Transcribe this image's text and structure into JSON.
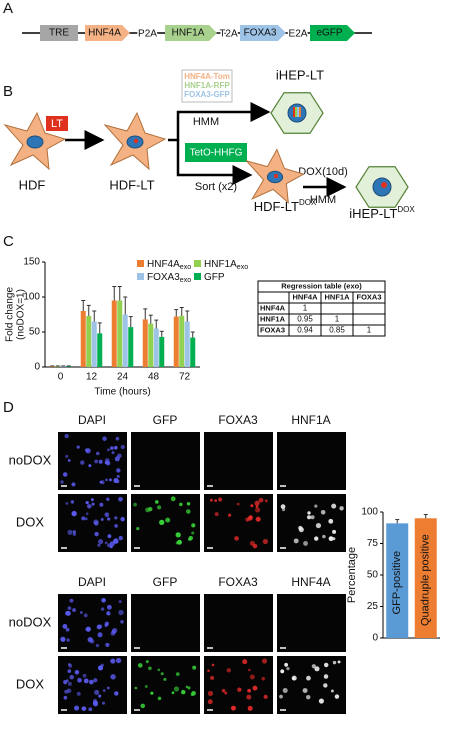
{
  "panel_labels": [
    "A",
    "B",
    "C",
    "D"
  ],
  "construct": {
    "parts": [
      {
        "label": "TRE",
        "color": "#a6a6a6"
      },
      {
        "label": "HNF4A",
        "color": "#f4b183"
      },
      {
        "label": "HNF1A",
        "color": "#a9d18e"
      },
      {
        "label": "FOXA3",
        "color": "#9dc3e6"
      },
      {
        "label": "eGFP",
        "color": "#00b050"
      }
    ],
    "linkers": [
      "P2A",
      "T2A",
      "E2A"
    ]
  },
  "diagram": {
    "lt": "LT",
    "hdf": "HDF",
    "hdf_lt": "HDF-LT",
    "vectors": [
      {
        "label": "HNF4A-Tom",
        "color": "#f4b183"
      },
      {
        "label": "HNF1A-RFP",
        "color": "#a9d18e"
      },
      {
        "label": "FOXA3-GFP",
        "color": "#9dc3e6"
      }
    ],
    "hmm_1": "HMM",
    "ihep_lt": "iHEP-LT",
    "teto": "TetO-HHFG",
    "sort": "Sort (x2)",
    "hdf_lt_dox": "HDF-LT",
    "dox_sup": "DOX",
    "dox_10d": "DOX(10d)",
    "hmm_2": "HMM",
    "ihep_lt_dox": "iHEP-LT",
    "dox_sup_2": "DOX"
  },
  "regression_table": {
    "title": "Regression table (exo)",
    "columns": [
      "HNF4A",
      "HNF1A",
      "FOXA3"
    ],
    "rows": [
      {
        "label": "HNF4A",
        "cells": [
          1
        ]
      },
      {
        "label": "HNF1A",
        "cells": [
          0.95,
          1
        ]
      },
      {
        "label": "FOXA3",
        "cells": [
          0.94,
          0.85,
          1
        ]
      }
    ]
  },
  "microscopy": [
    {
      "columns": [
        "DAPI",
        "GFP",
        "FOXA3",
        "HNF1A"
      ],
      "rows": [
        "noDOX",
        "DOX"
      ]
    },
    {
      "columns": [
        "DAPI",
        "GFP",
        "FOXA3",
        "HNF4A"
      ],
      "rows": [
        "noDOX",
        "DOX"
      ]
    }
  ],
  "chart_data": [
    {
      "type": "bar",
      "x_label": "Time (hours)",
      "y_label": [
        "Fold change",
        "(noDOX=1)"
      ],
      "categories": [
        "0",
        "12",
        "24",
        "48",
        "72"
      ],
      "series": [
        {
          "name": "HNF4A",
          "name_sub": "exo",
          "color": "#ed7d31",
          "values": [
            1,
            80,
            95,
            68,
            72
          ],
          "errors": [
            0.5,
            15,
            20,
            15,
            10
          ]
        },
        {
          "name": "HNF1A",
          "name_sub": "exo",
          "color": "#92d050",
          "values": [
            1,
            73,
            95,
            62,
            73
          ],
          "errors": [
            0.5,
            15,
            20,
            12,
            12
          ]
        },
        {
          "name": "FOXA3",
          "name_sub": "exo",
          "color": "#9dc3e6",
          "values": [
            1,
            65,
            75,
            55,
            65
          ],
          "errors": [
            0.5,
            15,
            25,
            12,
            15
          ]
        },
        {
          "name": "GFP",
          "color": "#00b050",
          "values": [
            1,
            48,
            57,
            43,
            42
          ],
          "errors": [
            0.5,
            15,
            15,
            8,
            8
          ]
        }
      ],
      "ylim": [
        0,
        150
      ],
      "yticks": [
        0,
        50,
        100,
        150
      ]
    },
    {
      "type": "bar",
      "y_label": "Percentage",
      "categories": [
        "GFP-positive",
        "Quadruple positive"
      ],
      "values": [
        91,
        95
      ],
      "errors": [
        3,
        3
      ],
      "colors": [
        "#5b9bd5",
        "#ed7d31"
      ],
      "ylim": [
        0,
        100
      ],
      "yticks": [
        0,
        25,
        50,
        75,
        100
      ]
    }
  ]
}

◇ ◇ ◇

## Work to do
Make an exact copy of the data above, pictures excluded.

## Exercise answer
Transcribe this image's text and structure into JSON.
{
  "panel_labels": [
    "A",
    "B",
    "C",
    "D"
  ],
  "construct": {
    "parts": [
      {
        "label": "TRE",
        "color": "#a6a6a6"
      },
      {
        "label": "HNF4A",
        "color": "#f4b183"
      },
      {
        "label": "HNF1A",
        "color": "#a9d18e"
      },
      {
        "label": "FOXA3",
        "color": "#9dc3e6"
      },
      {
        "label": "eGFP",
        "color": "#00b050"
      }
    ],
    "linkers": [
      "P2A",
      "T2A",
      "E2A"
    ]
  },
  "diagram": {
    "lt": "LT",
    "hdf": "HDF",
    "hdf_lt": "HDF-LT",
    "vectors": [
      {
        "label": "HNF4A-Tom",
        "color": "#f4b183"
      },
      {
        "label": "HNF1A-RFP",
        "color": "#a9d18e"
      },
      {
        "label": "FOXA3-GFP",
        "color": "#9dc3e6"
      }
    ],
    "hmm_1": "HMM",
    "ihep_lt": "iHEP-LT",
    "teto": "TetO-HHFG",
    "sort": "Sort (x2)",
    "hdf_lt_dox": "HDF-LT",
    "dox_sup": "DOX",
    "dox_10d": "DOX(10d)",
    "hmm_2": "HMM",
    "ihep_lt_dox": "iHEP-LT",
    "dox_sup_2": "DOX"
  },
  "regression_table": {
    "title": "Regression table (exo)",
    "columns": [
      "HNF4A",
      "HNF1A",
      "FOXA3"
    ],
    "rows": [
      {
        "label": "HNF4A",
        "cells": [
          1
        ]
      },
      {
        "label": "HNF1A",
        "cells": [
          0.95,
          1
        ]
      },
      {
        "label": "FOXA3",
        "cells": [
          0.94,
          0.85,
          1
        ]
      }
    ]
  },
  "microscopy": [
    {
      "columns": [
        "DAPI",
        "GFP",
        "FOXA3",
        "HNF1A"
      ],
      "rows": [
        "noDOX",
        "DOX"
      ]
    },
    {
      "columns": [
        "DAPI",
        "GFP",
        "FOXA3",
        "HNF4A"
      ],
      "rows": [
        "noDOX",
        "DOX"
      ]
    }
  ],
  "chart_data": [
    {
      "type": "bar",
      "x_label": "Time (hours)",
      "y_label": [
        "Fold change",
        "(noDOX=1)"
      ],
      "categories": [
        "0",
        "12",
        "24",
        "48",
        "72"
      ],
      "series": [
        {
          "name": "HNF4A",
          "name_sub": "exo",
          "color": "#ed7d31",
          "values": [
            1,
            80,
            95,
            68,
            72
          ],
          "errors": [
            0.5,
            15,
            20,
            15,
            10
          ]
        },
        {
          "name": "HNF1A",
          "name_sub": "exo",
          "color": "#92d050",
          "values": [
            1,
            73,
            95,
            62,
            73
          ],
          "errors": [
            0.5,
            15,
            20,
            12,
            12
          ]
        },
        {
          "name": "FOXA3",
          "name_sub": "exo",
          "color": "#9dc3e6",
          "values": [
            1,
            65,
            75,
            55,
            65
          ],
          "errors": [
            0.5,
            15,
            25,
            12,
            15
          ]
        },
        {
          "name": "GFP",
          "color": "#00b050",
          "values": [
            1,
            48,
            57,
            43,
            42
          ],
          "errors": [
            0.5,
            15,
            15,
            8,
            8
          ]
        }
      ],
      "ylim": [
        0,
        150
      ],
      "yticks": [
        0,
        50,
        100,
        150
      ]
    },
    {
      "type": "bar",
      "y_label": "Percentage",
      "categories": [
        "GFP-positive",
        "Quadruple positive"
      ],
      "values": [
        91,
        95
      ],
      "errors": [
        3,
        3
      ],
      "colors": [
        "#5b9bd5",
        "#ed7d31"
      ],
      "ylim": [
        0,
        100
      ],
      "yticks": [
        0,
        25,
        50,
        75,
        100
      ]
    }
  ]
}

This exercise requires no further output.